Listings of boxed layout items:
================================
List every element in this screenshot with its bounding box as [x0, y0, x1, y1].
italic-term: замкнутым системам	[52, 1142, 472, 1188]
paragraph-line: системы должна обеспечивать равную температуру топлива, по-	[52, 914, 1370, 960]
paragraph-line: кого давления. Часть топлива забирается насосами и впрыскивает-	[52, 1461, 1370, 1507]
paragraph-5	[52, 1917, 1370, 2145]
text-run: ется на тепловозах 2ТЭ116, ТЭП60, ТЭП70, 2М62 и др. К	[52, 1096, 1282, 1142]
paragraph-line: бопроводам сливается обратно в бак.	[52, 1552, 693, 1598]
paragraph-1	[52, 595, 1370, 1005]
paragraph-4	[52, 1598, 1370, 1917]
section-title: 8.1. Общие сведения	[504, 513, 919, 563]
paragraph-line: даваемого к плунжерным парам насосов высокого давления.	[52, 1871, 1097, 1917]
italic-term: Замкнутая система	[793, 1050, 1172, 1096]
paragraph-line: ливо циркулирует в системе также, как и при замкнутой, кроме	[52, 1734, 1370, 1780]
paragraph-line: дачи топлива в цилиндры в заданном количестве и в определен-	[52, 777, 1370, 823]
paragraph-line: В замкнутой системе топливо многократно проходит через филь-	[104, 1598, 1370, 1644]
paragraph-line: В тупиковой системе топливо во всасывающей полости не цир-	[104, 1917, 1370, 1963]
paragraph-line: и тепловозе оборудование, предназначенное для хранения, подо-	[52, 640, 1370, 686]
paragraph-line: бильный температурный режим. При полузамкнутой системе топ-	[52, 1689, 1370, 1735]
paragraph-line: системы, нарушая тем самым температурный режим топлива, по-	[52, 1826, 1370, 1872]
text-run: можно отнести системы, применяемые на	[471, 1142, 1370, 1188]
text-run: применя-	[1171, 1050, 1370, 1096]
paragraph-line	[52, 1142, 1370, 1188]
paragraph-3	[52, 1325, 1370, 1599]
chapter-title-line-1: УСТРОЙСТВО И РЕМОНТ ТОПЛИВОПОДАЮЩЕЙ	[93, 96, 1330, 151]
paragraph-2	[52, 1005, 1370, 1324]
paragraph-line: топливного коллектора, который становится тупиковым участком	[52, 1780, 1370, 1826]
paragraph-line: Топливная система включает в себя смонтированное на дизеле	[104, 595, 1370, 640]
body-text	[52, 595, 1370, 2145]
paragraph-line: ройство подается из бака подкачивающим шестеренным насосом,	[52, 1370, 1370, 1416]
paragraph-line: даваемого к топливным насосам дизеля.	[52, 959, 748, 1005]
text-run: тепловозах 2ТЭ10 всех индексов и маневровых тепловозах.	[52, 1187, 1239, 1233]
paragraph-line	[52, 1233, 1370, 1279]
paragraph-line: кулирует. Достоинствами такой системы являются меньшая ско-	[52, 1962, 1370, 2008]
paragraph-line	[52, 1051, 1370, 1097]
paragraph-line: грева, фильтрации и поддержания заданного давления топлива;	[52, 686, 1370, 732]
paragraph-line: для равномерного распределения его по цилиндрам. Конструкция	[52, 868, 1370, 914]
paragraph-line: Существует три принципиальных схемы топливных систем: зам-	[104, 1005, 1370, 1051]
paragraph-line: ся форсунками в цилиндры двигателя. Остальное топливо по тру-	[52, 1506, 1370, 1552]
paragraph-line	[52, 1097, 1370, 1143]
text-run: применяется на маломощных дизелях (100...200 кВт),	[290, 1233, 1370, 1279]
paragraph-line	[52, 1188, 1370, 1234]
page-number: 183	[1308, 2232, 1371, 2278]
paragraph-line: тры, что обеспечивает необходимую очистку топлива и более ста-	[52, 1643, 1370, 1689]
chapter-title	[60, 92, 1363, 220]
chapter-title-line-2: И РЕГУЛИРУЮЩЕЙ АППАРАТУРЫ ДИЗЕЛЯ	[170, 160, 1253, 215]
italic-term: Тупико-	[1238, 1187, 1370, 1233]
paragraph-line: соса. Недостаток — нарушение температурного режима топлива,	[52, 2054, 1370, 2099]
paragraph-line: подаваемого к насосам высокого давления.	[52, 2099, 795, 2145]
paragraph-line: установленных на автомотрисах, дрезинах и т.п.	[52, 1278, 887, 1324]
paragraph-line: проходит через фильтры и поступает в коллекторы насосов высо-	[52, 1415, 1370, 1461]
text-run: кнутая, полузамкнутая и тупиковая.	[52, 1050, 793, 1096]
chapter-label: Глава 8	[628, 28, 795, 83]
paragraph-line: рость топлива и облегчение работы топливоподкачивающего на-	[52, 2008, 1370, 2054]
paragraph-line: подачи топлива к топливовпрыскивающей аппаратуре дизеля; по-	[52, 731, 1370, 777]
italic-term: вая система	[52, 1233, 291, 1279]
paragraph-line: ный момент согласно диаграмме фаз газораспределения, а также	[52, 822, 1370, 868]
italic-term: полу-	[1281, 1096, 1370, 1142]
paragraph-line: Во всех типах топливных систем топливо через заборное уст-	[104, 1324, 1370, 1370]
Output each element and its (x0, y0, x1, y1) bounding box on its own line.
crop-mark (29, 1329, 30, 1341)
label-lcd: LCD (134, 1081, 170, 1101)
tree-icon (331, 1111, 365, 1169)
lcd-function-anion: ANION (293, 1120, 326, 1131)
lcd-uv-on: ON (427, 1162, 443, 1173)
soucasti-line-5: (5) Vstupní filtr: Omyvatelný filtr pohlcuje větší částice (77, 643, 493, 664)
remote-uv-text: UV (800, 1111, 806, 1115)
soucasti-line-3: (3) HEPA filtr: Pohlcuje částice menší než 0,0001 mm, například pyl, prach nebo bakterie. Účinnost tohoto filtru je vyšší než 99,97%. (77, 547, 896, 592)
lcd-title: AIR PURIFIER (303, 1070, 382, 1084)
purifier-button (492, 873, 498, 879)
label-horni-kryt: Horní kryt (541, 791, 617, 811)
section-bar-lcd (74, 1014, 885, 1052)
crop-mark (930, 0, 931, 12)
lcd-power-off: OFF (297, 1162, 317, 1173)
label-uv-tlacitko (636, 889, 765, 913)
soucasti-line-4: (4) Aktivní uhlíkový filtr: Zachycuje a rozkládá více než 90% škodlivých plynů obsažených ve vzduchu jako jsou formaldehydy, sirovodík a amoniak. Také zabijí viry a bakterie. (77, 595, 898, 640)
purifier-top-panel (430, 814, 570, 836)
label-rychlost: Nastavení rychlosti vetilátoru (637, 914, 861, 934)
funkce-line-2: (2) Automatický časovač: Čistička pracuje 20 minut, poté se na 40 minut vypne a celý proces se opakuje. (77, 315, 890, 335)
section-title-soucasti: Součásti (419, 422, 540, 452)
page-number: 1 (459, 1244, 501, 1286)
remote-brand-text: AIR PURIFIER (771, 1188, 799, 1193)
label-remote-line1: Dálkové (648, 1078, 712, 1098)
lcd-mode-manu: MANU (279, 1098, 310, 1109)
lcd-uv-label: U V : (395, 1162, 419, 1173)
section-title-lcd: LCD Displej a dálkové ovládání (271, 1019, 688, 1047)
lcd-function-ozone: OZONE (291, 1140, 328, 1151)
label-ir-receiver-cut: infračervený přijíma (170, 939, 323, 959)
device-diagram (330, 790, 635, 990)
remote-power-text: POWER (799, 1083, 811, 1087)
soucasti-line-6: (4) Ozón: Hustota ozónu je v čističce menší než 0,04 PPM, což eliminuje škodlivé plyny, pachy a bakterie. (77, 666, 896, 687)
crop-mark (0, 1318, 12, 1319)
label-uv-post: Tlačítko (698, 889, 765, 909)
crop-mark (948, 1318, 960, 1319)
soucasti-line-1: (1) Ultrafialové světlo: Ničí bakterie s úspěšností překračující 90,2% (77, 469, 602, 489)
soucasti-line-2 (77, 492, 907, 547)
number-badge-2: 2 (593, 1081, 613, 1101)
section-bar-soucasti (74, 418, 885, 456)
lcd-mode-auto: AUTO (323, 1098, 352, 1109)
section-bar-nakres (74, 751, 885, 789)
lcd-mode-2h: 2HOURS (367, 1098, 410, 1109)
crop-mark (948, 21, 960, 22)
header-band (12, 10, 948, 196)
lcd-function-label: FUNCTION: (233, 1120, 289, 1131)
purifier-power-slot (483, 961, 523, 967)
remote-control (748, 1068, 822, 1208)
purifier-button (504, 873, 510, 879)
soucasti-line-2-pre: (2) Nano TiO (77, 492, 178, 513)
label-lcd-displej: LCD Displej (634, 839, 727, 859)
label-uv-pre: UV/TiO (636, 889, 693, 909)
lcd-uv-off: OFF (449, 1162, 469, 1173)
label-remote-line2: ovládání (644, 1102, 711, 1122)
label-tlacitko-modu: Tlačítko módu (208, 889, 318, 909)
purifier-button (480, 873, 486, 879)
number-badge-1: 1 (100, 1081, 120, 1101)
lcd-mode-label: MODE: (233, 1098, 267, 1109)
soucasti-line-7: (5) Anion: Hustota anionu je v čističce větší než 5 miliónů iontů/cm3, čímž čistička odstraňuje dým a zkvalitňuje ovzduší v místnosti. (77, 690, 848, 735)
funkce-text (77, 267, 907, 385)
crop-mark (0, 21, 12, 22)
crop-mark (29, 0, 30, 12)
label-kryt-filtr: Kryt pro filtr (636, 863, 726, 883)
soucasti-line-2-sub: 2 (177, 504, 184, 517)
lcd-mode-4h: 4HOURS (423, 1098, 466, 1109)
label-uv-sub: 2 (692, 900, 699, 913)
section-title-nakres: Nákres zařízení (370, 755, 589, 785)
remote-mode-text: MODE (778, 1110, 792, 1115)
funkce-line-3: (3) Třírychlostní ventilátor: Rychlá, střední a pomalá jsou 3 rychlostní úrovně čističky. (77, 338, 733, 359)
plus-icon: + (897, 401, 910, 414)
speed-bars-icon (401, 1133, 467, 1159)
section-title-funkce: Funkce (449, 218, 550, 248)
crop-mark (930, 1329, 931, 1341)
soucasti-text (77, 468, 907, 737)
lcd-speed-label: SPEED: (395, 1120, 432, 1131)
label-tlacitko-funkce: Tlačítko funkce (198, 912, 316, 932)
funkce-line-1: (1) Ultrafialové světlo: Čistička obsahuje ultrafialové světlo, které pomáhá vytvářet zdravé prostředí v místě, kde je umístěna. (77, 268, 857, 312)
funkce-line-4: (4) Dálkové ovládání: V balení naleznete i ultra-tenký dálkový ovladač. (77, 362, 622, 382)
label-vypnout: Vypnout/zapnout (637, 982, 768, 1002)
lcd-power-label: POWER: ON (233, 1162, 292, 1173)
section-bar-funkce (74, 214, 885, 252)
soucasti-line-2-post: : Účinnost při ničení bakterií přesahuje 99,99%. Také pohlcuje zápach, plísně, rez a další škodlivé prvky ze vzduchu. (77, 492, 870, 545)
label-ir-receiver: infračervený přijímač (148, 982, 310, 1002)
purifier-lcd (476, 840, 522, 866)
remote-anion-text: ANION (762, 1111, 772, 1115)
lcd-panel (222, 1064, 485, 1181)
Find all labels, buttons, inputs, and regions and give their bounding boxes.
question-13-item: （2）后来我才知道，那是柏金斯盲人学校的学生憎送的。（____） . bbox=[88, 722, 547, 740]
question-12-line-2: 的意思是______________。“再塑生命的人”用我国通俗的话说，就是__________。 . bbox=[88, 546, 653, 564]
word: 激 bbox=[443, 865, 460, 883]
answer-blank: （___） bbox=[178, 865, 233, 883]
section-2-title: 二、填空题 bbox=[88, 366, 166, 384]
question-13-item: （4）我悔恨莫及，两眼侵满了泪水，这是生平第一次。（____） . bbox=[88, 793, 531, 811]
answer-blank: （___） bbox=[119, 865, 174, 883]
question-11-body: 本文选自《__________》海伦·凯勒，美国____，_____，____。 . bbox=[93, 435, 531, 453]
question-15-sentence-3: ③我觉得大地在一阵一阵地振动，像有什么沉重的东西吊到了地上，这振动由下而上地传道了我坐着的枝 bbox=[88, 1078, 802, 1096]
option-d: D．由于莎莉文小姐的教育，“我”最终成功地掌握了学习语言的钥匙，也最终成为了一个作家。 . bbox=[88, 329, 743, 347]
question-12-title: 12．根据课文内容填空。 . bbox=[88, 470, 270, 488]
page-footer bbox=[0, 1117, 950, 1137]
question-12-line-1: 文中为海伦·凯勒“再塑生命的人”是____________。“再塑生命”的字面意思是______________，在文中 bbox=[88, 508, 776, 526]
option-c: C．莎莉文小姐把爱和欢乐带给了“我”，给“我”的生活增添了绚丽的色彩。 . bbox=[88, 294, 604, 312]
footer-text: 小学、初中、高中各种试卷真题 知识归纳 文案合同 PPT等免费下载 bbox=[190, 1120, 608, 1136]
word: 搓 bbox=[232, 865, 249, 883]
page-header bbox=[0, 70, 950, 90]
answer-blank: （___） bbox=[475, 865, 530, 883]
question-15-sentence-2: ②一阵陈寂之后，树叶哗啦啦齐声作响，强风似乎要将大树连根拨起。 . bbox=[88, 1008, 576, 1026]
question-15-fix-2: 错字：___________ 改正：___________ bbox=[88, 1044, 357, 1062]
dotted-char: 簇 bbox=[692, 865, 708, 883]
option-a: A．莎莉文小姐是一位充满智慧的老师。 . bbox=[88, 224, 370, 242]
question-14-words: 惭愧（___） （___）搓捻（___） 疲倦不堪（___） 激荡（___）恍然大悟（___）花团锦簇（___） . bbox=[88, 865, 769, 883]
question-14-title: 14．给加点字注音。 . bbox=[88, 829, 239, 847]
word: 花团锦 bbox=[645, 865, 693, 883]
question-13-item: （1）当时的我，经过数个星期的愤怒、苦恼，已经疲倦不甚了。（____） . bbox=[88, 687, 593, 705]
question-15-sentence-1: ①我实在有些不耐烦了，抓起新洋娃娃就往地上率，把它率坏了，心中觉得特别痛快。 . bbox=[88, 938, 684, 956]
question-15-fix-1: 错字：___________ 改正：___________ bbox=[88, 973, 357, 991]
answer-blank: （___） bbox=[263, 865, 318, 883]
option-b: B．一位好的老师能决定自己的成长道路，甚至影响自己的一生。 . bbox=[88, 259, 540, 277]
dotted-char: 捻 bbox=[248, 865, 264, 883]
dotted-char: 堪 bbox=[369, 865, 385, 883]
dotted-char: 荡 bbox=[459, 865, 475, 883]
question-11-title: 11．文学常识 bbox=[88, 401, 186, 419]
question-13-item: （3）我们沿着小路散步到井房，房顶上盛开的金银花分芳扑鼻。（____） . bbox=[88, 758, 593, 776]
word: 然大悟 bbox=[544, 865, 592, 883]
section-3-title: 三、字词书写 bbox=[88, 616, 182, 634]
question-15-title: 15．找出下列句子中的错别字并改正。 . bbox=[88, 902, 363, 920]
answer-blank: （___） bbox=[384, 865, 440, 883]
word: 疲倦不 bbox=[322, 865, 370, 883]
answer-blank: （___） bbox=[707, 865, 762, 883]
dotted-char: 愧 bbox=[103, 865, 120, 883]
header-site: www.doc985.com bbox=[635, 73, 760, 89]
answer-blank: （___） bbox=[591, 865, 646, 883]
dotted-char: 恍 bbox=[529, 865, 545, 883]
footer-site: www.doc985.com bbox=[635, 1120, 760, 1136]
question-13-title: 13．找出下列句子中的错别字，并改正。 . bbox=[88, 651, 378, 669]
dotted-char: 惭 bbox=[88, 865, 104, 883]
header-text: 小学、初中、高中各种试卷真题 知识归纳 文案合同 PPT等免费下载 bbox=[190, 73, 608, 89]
================================
List every line of the material above that contains the string "panel", treating uppercase and lowercase letters as distinct.

purifier-top-panel (430, 814, 570, 836)
lcd-panel (222, 1064, 485, 1181)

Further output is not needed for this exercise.